Data excerpts:

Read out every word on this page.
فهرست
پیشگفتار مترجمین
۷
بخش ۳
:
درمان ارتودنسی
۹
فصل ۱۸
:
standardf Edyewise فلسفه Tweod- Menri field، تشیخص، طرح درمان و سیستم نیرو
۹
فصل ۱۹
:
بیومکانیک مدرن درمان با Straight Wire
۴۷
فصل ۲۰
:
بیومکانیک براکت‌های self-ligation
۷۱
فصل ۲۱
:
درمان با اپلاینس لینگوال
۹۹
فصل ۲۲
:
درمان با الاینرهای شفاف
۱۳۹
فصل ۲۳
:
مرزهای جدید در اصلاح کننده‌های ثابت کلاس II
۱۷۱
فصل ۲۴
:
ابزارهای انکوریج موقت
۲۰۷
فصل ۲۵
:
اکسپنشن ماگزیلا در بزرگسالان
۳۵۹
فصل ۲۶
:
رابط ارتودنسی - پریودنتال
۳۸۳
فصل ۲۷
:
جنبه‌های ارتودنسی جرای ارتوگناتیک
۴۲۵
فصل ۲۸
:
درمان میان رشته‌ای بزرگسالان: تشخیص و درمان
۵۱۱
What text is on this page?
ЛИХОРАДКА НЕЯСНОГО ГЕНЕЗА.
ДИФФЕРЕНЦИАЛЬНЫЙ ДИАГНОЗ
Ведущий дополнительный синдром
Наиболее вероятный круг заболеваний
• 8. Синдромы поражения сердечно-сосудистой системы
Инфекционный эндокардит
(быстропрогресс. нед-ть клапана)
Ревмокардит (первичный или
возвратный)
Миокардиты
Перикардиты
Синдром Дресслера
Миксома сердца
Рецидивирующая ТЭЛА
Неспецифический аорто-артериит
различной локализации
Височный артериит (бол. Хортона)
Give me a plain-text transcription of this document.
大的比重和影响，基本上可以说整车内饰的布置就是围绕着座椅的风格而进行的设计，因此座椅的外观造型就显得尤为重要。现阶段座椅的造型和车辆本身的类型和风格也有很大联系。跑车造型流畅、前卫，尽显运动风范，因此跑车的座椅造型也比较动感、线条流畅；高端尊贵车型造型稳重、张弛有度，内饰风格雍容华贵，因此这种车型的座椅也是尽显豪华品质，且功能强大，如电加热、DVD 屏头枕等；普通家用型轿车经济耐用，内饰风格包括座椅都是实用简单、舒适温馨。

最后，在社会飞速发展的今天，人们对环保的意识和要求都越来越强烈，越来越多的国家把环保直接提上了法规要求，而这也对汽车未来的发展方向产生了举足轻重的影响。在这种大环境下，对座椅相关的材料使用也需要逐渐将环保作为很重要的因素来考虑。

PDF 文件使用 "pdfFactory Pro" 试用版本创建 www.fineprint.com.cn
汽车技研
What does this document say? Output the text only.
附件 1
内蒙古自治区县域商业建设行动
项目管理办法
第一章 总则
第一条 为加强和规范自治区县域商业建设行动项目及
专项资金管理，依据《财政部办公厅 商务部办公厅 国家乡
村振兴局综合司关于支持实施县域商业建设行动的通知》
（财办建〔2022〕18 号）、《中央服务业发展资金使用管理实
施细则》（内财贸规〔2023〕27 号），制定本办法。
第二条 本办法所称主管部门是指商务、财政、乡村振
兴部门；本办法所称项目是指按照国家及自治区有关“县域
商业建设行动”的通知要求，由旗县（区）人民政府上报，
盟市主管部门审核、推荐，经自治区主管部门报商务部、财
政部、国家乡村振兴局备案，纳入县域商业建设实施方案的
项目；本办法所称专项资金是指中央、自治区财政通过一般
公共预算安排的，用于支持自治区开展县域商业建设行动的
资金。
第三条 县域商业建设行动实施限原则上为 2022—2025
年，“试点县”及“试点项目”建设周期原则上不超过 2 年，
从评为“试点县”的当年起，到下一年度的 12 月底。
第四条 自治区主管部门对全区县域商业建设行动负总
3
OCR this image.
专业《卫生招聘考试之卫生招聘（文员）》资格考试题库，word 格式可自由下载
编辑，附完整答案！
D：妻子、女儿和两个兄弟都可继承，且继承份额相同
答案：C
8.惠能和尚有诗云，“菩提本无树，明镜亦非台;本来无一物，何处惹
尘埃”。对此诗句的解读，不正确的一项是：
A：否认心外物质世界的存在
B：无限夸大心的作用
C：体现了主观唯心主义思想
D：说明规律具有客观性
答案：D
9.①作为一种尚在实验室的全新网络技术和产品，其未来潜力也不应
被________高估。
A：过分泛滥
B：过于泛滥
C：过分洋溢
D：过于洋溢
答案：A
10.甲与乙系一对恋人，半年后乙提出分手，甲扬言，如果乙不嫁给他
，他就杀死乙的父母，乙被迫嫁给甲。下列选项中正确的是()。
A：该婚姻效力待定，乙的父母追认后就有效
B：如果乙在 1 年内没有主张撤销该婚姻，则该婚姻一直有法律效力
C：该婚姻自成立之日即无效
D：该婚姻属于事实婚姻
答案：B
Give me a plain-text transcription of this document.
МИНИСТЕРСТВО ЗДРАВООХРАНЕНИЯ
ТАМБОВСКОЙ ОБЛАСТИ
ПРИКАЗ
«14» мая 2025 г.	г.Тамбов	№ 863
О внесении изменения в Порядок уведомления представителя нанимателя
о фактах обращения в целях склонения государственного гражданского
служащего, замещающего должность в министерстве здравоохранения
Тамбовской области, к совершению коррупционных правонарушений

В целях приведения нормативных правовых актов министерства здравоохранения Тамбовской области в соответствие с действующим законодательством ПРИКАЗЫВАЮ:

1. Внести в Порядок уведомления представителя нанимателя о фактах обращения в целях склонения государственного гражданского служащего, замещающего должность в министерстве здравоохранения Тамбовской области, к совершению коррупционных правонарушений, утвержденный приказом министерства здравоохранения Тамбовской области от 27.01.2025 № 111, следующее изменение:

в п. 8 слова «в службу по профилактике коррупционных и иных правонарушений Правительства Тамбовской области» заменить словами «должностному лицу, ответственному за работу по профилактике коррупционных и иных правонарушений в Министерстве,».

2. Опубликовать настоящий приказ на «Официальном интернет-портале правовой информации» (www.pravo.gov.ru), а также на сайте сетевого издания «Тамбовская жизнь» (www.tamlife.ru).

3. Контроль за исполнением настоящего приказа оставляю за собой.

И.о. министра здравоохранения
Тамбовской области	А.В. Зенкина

# PROBLEM:
Extract each line of the listing above, copying it word for word.

# PROBLEM SOLUTION:
Read out every word on this page.
فهرست
پیشگفتار مترجمین
۷
بخش ۳
:
درمان ارتودنسی
۹
فصل ۱۸
:
standardf Edyewise فلسفه Tweod- Menri field، تشیخص، طرح درمان و سیستم نیرو
۹
فصل ۱۹
:
بیومکانیک مدرن درمان با Straight Wire
۴۷
فصل ۲۰
:
بیومکانیک براکت‌های self-ligation
۷۱
فصل ۲۱
:
درمان با اپلاینس لینگوال
۹۹
فصل ۲۲
:
درمان با الاینرهای شفاف
۱۳۹
فصل ۲۳
:
مرزهای جدید در اصلاح کننده‌های ثابت کلاس II
۱۷۱
فصل ۲۴
:
ابزارهای انکوریج موقت
۲۰۷
فصل ۲۵
:
اکسپنشن ماگزیلا در بزرگسالان
۳۵۹
فصل ۲۶
:
رابط ارتودنسی - پریودنتال
۳۸۳
فصل ۲۷
:
جنبه‌های ارتودنسی جرای ارتوگناتیک
۴۲۵
فصل ۲۸
:
درمان میان رشته‌ای بزرگسالان: تشخیص و درمان
۵۱۱
What text is on this page?
ЛИХОРАДКА НЕЯСНОГО ГЕНЕЗА.
ДИФФЕРЕНЦИАЛЬНЫЙ ДИАГНОЗ
Ведущий дополнительный синдром
Наиболее вероятный круг заболеваний
• 8. Синдромы поражения сердечно-сосудистой системы
Инфекционный эндокардит
(быстропрогресс. нед-ть клапана)
Ревмокардит (первичный или
возвратный)
Миокардиты
Перикардиты
Синдром Дресслера
Миксома сердца
Рецидивирующая ТЭЛА
Неспецифический аорто-артериит
различной локализации
Височный артериит (бол. Хортона)
Give me a plain-text transcription of this document.
大的比重和影响，基本上可以说整车内饰的布置就是围绕着座椅的风格而进行的设计，因此座椅的外观造型就显得尤为重要。现阶段座椅的造型和车辆本身的类型和风格也有很大联系。跑车造型流畅、前卫，尽显运动风范，因此跑车的座椅造型也比较动感、线条流畅；高端尊贵车型造型稳重、张弛有度，内饰风格雍容华贵，因此这种车型的座椅也是尽显豪华品质，且功能强大，如电加热、DVD 屏头枕等；普通家用型轿车经济耐用，内饰风格包括座椅都是实用简单、舒适温馨。

最后，在社会飞速发展的今天，人们对环保的意识和要求都越来越强烈，越来越多的国家把环保直接提上了法规要求，而这也对汽车未来的发展方向产生了举足轻重的影响。在这种大环境下，对座椅相关的材料使用也需要逐渐将环保作为很重要的因素来考虑。

PDF 文件使用 "pdfFactory Pro" 试用版本创建 www.fineprint.com.cn
汽车技研
What does this document say? Output the text only.
附件 1
内蒙古自治区县域商业建设行动
项目管理办法
第一章 总则
第一条 为加强和规范自治区县域商业建设行动项目及
专项资金管理，依据《财政部办公厅 商务部办公厅 国家乡
村振兴局综合司关于支持实施县域商业建设行动的通知》
（财办建〔2022〕18 号）、《中央服务业发展资金使用管理实
施细则》（内财贸规〔2023〕27 号），制定本办法。
第二条 本办法所称主管部门是指商务、财政、乡村振
兴部门；本办法所称项目是指按照国家及自治区有关“县域
商业建设行动”的通知要求，由旗县（区）人民政府上报，
盟市主管部门审核、推荐，经自治区主管部门报商务部、财
政部、国家乡村振兴局备案，纳入县域商业建设实施方案的
项目；本办法所称专项资金是指中央、自治区财政通过一般
公共预算安排的，用于支持自治区开展县域商业建设行动的
资金。
第三条 县域商业建设行动实施限原则上为 2022—2025
年，“试点县”及“试点项目”建设周期原则上不超过 2 年，
从评为“试点县”的当年起，到下一年度的 12 月底。
第四条 自治区主管部门对全区县域商业建设行动负总
3
OCR this image.
专业《卫生招聘考试之卫生招聘（文员）》资格考试题库，word 格式可自由下载
编辑，附完整答案！
D：妻子、女儿和两个兄弟都可继承，且继承份额相同
答案：C
8.惠能和尚有诗云，“菩提本无树，明镜亦非台;本来无一物，何处惹
尘埃”。对此诗句的解读，不正确的一项是：
A：否认心外物质世界的存在
B：无限夸大心的作用
C：体现了主观唯心主义思想
D：说明规律具有客观性
答案：D
9.①作为一种尚在实验室的全新网络技术和产品，其未来潜力也不应
被________高估。
A：过分泛滥
B：过于泛滥
C：过分洋溢
D：过于洋溢
答案：A
10.甲与乙系一对恋人，半年后乙提出分手，甲扬言，如果乙不嫁给他
，他就杀死乙的父母，乙被迫嫁给甲。下列选项中正确的是()。
A：该婚姻效力待定，乙的父母追认后就有效
B：如果乙在 1 年内没有主张撤销该婚姻，则该婚姻一直有法律效力
C：该婚姻自成立之日即无效
D：该婚姻属于事实婚姻
答案：B
Give me a plain-text transcription of this document.
МИНИСТЕРСТВО ЗДРАВООХРАНЕНИЯ
ТАМБОВСКОЙ ОБЛАСТИ
ПРИКАЗ
«14» мая 2025 г.	г.Тамбов	№ 863
О внесении изменения в Порядок уведомления представителя нанимателя
о фактах обращения в целях склонения государственного гражданского
служащего, замещающего должность в министерстве здравоохранения
Тамбовской области, к совершению коррупционных правонарушений

В целях приведения нормативных правовых актов министерства здравоохранения Тамбовской области в соответствие с действующим законодательством ПРИКАЗЫВАЮ:

1. Внести в Порядок уведомления представителя нанимателя о фактах обращения в целях склонения государственного гражданского служащего, замещающего должность в министерстве здравоохранения Тамбовской области, к совершению коррупционных правонарушений, утвержденный приказом министерства здравоохранения Тамбовской области от 27.01.2025 № 111, следующее изменение:

в п. 8 слова «в службу по профилактике коррупционных и иных правонарушений Правительства Тамбовской области» заменить словами «должностному лицу, ответственному за работу по профилактике коррупционных и иных правонарушений в Министерстве,».

2. Опубликовать настоящий приказ на «Официальном интернет-портале правовой информации» (www.pravo.gov.ru), а также на сайте сетевого издания «Тамбовская жизнь» (www.tamlife.ru).

3. Контроль за исполнением настоящего приказа оставляю за собой.

И.о. министра здравоохранения
Тамбовской области	А.В. Зенкина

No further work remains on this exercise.